Extract the listing in its entirety, keeping each line identical to the original.

# start of RECORD EXTRACTS

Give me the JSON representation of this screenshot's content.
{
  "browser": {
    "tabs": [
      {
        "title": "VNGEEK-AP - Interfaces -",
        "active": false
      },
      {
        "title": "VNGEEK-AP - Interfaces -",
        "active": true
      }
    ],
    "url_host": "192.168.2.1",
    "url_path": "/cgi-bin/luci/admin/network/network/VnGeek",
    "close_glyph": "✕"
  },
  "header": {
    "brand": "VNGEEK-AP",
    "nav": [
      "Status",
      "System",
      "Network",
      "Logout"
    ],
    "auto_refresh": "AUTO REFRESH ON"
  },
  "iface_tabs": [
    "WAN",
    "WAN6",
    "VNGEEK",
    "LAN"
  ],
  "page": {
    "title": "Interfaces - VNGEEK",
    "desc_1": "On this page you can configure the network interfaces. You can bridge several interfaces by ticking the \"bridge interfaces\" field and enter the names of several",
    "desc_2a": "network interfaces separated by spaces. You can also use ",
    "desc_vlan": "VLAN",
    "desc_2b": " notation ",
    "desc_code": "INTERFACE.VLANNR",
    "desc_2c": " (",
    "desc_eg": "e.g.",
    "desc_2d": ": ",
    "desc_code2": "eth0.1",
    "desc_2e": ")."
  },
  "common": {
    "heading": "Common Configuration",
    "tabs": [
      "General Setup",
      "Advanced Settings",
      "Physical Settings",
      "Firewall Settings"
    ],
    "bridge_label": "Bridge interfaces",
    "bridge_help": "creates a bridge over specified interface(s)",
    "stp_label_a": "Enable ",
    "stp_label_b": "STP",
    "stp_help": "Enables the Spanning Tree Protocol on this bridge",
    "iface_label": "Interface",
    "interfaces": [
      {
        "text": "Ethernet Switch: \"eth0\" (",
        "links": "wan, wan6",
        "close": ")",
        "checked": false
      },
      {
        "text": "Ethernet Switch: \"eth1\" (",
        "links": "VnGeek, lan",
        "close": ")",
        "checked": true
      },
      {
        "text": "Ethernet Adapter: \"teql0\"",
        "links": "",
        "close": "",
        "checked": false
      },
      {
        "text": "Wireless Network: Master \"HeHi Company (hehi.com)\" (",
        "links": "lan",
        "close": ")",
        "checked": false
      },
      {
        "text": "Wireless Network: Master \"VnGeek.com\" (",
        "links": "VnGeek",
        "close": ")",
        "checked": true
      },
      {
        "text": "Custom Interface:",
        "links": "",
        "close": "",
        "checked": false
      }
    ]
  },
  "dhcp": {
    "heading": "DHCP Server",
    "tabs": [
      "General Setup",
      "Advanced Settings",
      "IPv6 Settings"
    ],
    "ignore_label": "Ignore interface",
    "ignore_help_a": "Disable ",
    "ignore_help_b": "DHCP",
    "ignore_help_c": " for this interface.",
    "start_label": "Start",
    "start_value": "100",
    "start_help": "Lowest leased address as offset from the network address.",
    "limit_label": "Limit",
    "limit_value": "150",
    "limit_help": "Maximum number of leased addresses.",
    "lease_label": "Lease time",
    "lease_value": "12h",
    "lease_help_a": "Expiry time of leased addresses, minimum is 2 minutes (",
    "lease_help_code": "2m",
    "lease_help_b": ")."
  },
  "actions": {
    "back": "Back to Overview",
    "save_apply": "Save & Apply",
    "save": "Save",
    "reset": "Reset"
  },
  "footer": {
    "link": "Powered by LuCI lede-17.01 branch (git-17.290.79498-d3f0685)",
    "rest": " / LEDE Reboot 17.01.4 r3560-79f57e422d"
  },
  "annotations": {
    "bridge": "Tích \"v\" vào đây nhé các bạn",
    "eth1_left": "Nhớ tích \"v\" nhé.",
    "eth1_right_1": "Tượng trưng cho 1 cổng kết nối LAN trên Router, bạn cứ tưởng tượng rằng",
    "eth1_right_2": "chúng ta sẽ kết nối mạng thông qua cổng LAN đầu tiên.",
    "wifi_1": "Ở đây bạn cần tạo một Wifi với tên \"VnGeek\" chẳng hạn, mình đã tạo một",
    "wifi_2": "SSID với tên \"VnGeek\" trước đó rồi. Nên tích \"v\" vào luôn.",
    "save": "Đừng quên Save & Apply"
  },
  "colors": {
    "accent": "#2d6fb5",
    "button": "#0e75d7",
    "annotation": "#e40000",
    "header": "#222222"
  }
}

# end of RECORD EXTRACTS

* [EXPECTED OUTPUT]
Give me the JSON representation of this screenshot's content.
{
  "browser": {
    "tabs": [
      {
        "title": "VNGEEK-AP - Interfaces -",
        "active": false
      },
      {
        "title": "VNGEEK-AP - Interfaces -",
        "active": true
      }
    ],
    "url_host": "192.168.2.1",
    "url_path": "/cgi-bin/luci/admin/network/network/VnGeek",
    "close_glyph": "✕"
  },
  "header": {
    "brand": "VNGEEK-AP",
    "nav": [
      "Status",
      "System",
      "Network",
      "Logout"
    ],
    "auto_refresh": "AUTO REFRESH ON"
  },
  "iface_tabs": [
    "WAN",
    "WAN6",
    "VNGEEK",
    "LAN"
  ],
  "page": {
    "title": "Interfaces - VNGEEK",
    "desc_1": "On this page you can configure the network interfaces. You can bridge several interfaces by ticking the \"bridge interfaces\" field and enter the names of several",
    "desc_2a": "network interfaces separated by spaces. You can also use ",
    "desc_vlan": "VLAN",
    "desc_2b": " notation ",
    "desc_code": "INTERFACE.VLANNR",
    "desc_2c": " (",
    "desc_eg": "e.g.",
    "desc_2d": ": ",
    "desc_code2": "eth0.1",
    "desc_2e": ")."
  },
  "common": {
    "heading": "Common Configuration",
    "tabs": [
      "General Setup",
      "Advanced Settings",
      "Physical Settings",
      "Firewall Settings"
    ],
    "bridge_label": "Bridge interfaces",
    "bridge_help": "creates a bridge over specified interface(s)",
    "stp_label_a": "Enable ",
    "stp_label_b": "STP",
    "stp_help": "Enables the Spanning Tree Protocol on this bridge",
    "iface_label": "Interface",
    "interfaces": [
      {
        "text": "Ethernet Switch: \"eth0\" (",
        "links": "wan, wan6",
        "close": ")",
        "checked": false
      },
      {
        "text": "Ethernet Switch: \"eth1\" (",
        "links": "VnGeek, lan",
        "close": ")",
        "checked": true
      },
      {
        "text": "Ethernet Adapter: \"teql0\"",
        "links": "",
        "close": "",
        "checked": false
      },
      {
        "text": "Wireless Network: Master \"HeHi Company (hehi.com)\" (",
        "links": "lan",
        "close": ")",
        "checked": false
      },
      {
        "text": "Wireless Network: Master \"VnGeek.com\" (",
        "links": "VnGeek",
        "close": ")",
        "checked": true
      },
      {
        "text": "Custom Interface:",
        "links": "",
        "close": "",
        "checked": false
      }
    ]
  },
  "dhcp": {
    "heading": "DHCP Server",
    "tabs": [
      "General Setup",
      "Advanced Settings",
      "IPv6 Settings"
    ],
    "ignore_label": "Ignore interface",
    "ignore_help_a": "Disable ",
    "ignore_help_b": "DHCP",
    "ignore_help_c": " for this interface.",
    "start_label": "Start",
    "start_value": "100",
    "start_help": "Lowest leased address as offset from the network address.",
    "limit_label": "Limit",
    "limit_value": "150",
    "limit_help": "Maximum number of leased addresses.",
    "lease_label": "Lease time",
    "lease_value": "12h",
    "lease_help_a": "Expiry time of leased addresses, minimum is 2 minutes (",
    "lease_help_code": "2m",
    "lease_help_b": ")."
  },
  "actions": {
    "back": "Back to Overview",
    "save_apply": "Save & Apply",
    "save": "Save",
    "reset": "Reset"
  },
  "footer": {
    "link": "Powered by LuCI lede-17.01 branch (git-17.290.79498-d3f0685)",
    "rest": " / LEDE Reboot 17.01.4 r3560-79f57e422d"
  },
  "annotations": {
    "bridge": "Tích \"v\" vào đây nhé các bạn",
    "eth1_left": "Nhớ tích \"v\" nhé.",
    "eth1_right_1": "Tượng trưng cho 1 cổng kết nối LAN trên Router, bạn cứ tưởng tượng rằng",
    "eth1_right_2": "chúng ta sẽ kết nối mạng thông qua cổng LAN đầu tiên.",
    "wifi_1": "Ở đây bạn cần tạo một Wifi với tên \"VnGeek\" chẳng hạn, mình đã tạo một",
    "wifi_2": "SSID với tên \"VnGeek\" trước đó rồi. Nên tích \"v\" vào luôn.",
    "save": "Đừng quên Save & Apply"
  },
  "colors": {
    "accent": "#2d6fb5",
    "button": "#0e75d7",
    "annotation": "#e40000",
    "header": "#222222"
  }
}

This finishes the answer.